● What is needed
Gather all lines from the material that contain "DIVER".

--- Begin ---

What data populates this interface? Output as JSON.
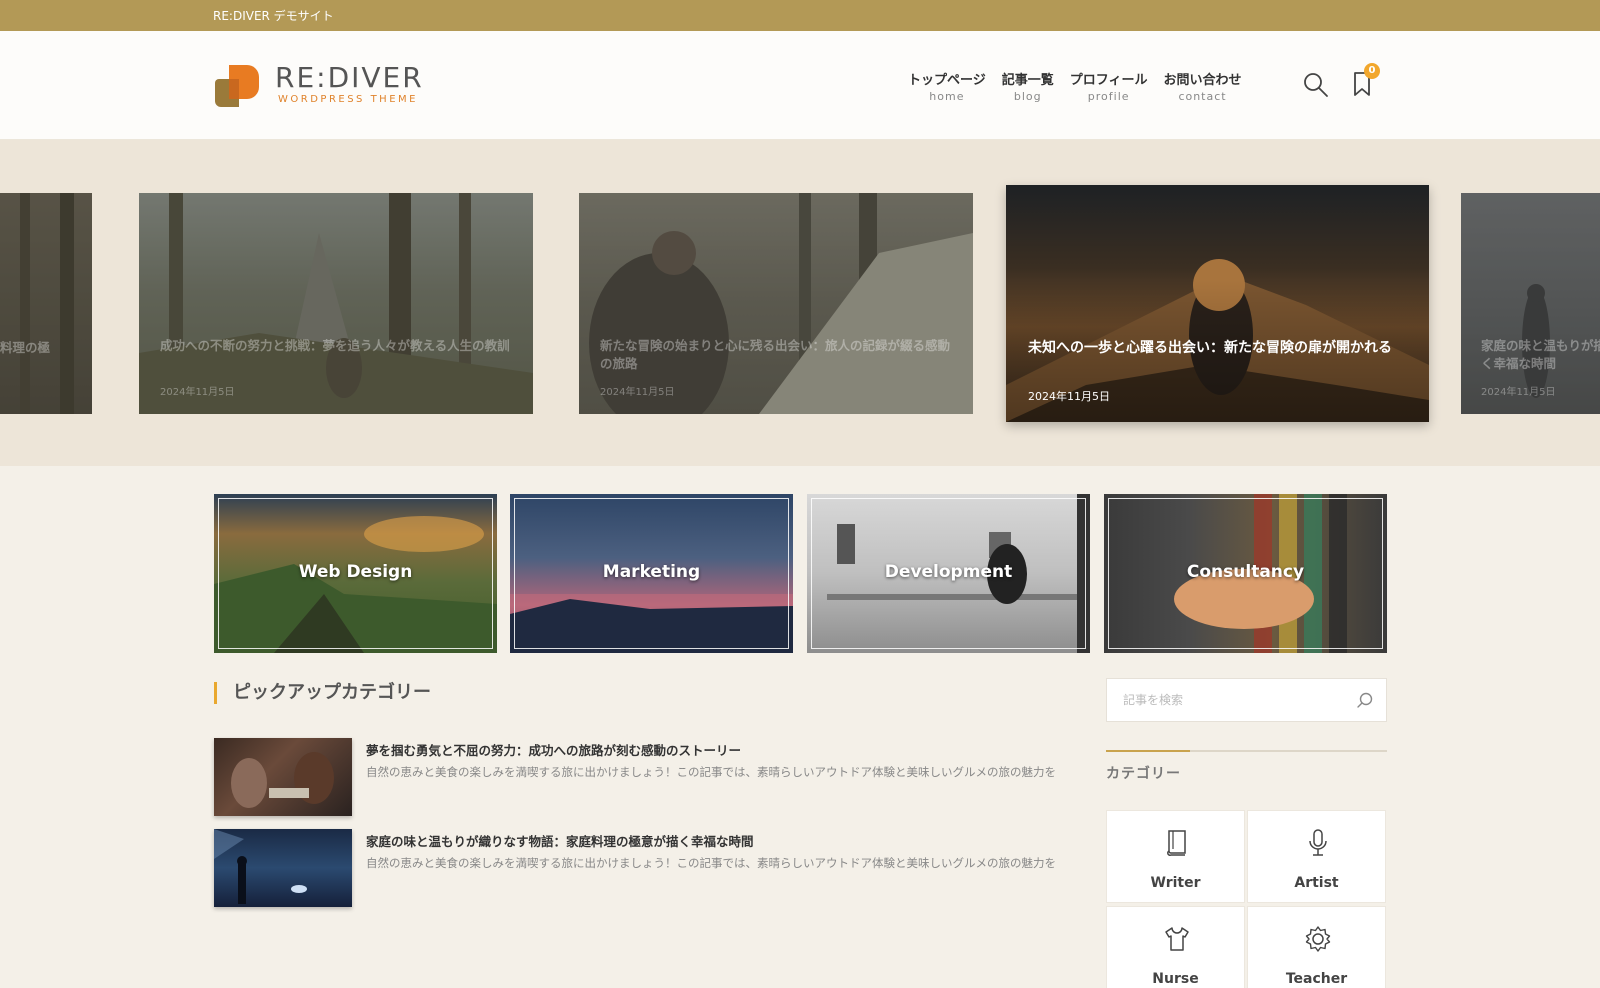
{
  "topbar": {
    "site_name": "RE:DIVER デモサイト"
  },
  "header": {
    "logo_text": "RE:DIVER",
    "logo_sub": "WORDPRESS THEME",
    "nav": [
      {
        "jp": "トップページ",
        "en": "home"
      },
      {
        "jp": "記事一覧",
        "en": "blog"
      },
      {
        "jp": "プロフィール",
        "en": "profile"
      },
      {
        "jp": "お問い合わせ",
        "en": "contact"
      }
    ],
    "bookmark_count": "0"
  },
  "slider": [
    {
      "title": "料理の極",
      "date": ""
    },
    {
      "title": "成功への不断の努力と挑戦：夢を追う人々が教える人生の教訓",
      "date": "2024年11月5日"
    },
    {
      "title": "新たな冒険の始まりと心に残る出会い：旅人の記録が綴る感動の旅路",
      "date": "2024年11月5日"
    },
    {
      "title": "未知への一歩と心躍る出会い：新たな冒険の扉が開かれる",
      "date": "2024年11月5日"
    },
    {
      "title": "家庭の味と温もりが描く幸福な時間",
      "date": "2024年11月5日"
    }
  ],
  "categories": [
    {
      "label": "Web Design"
    },
    {
      "label": "Marketing"
    },
    {
      "label": "Development"
    },
    {
      "label": "Consultancy"
    }
  ],
  "pickup": {
    "title": "ピックアップカテゴリー",
    "posts": [
      {
        "title": "夢を掴む勇気と不屈の努力：成功への旅路が刻む感動のストーリー",
        "excerpt": "自然の恵みと美食の楽しみを満喫する旅に出かけましょう！この記事では、素晴らしいアウトドア体験と美味しいグルメの旅の魅力を"
      },
      {
        "title": "家庭の味と温もりが織りなす物語：家庭料理の極意が描く幸福な時間",
        "excerpt": "自然の恵みと美食の楽しみを満喫する旅に出かけましょう！この記事では、素晴らしいアウトドア体験と美味しいグルメの旅の魅力を"
      }
    ]
  },
  "sidebar": {
    "search_placeholder": "記事を検索",
    "category_title": "カテゴリー",
    "category_cards": [
      {
        "label": "Writer",
        "icon": "book-icon"
      },
      {
        "label": "Artist",
        "icon": "microphone-icon"
      },
      {
        "label": "Nurse",
        "icon": "tshirt-icon"
      },
      {
        "label": "Teacher",
        "icon": "gear-icon"
      }
    ]
  },
  "colors": {
    "topbar": "#b39956",
    "accent_orange": "#e0832c",
    "badge": "#f2a72c",
    "section_accent": "#e9a82e"
  }
}
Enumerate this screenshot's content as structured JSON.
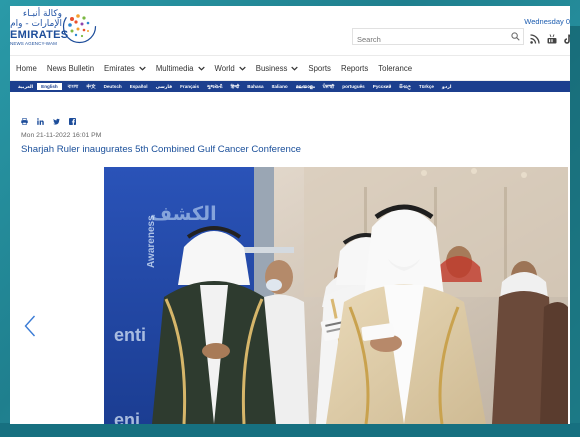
{
  "header": {
    "logo_arabic_line1": "وكالة أنبـاء",
    "logo_arabic_line2": "الإمارات - وام",
    "logo_name": "EMIRATES",
    "logo_sub": "NEWS AGENCY-WAM",
    "date": "Wednesday 0",
    "search_placeholder": "Search"
  },
  "social_icons": [
    "rss-icon",
    "youtube-icon",
    "tiktok-icon"
  ],
  "nav": {
    "items": [
      {
        "label": "Home",
        "dropdown": false
      },
      {
        "label": "News Bulletin",
        "dropdown": false
      },
      {
        "label": "Emirates",
        "dropdown": true
      },
      {
        "label": "Multimedia",
        "dropdown": true
      },
      {
        "label": "World",
        "dropdown": true
      },
      {
        "label": "Business",
        "dropdown": true
      },
      {
        "label": "Sports",
        "dropdown": false
      },
      {
        "label": "Reports",
        "dropdown": false
      },
      {
        "label": "Tolerance",
        "dropdown": false
      }
    ]
  },
  "languages": {
    "active": "English",
    "items": [
      "العربية",
      "English",
      "বাংলা",
      "中文",
      "Deutsch",
      "Español",
      "فارسی",
      "Français",
      "ગુજરાતી",
      "हिन्दी",
      "Bahasa",
      "Italiano",
      "മലയാളം",
      "ਪੰਜਾਬੀ",
      "português",
      "Русский",
      "සිංහල",
      "Türkçe",
      "اردو"
    ]
  },
  "article": {
    "share_icons": [
      "print-icon",
      "linkedin-icon",
      "twitter-icon",
      "facebook-icon"
    ],
    "timestamp": "Mon 21-11-2022 16:01 PM",
    "headline": "Sharjah Ruler inaugurates 5th Combined Gulf Cancer Conference",
    "photo_banner_arabic": "الكشف",
    "photo_banner_awareness": "Awareness",
    "photo_banner_text1": "enti",
    "photo_banner_text2": "eni"
  },
  "colors": {
    "brand_blue": "#1d4d9a",
    "headline_blue": "#1a4f9a",
    "language_bar": "#1c3f8e",
    "background_teal": "#2a9aa8"
  }
}
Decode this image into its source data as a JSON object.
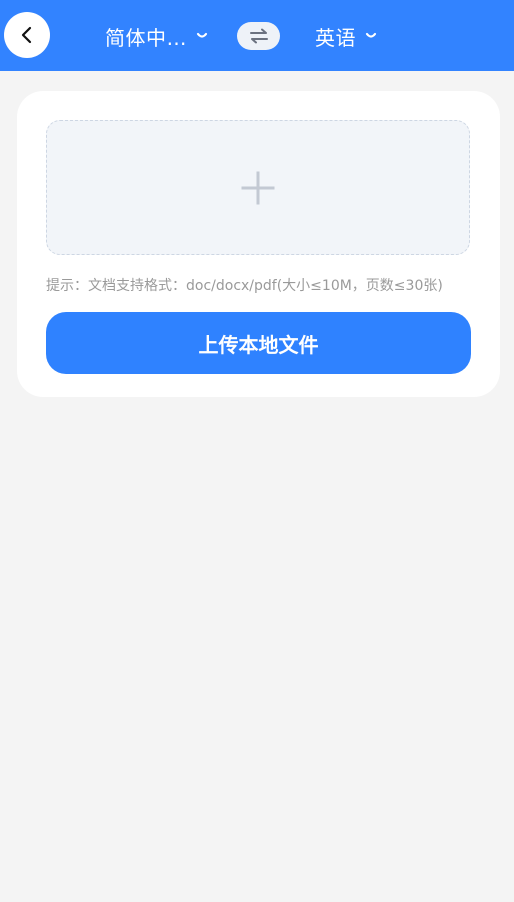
{
  "header": {
    "back_icon": "chevron-left-icon",
    "source_language": "简体中…",
    "target_language": "英语",
    "dropdown_icon": "chevron-down-icon",
    "swap_icon": "swap-arrows-icon",
    "background_color": "#3283ff"
  },
  "upload_card": {
    "dropzone_icon": "plus-icon",
    "hint": "提示：文档支持格式：doc/docx/pdf(大小≤10M，页数≤30张)",
    "upload_button_label": "上传本地文件",
    "button_color": "#2f82ff"
  }
}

--- End ---

● Full solution
    "site_name": "RE:DIVER デモサイト"
    "logo_text": "RE:DIVER",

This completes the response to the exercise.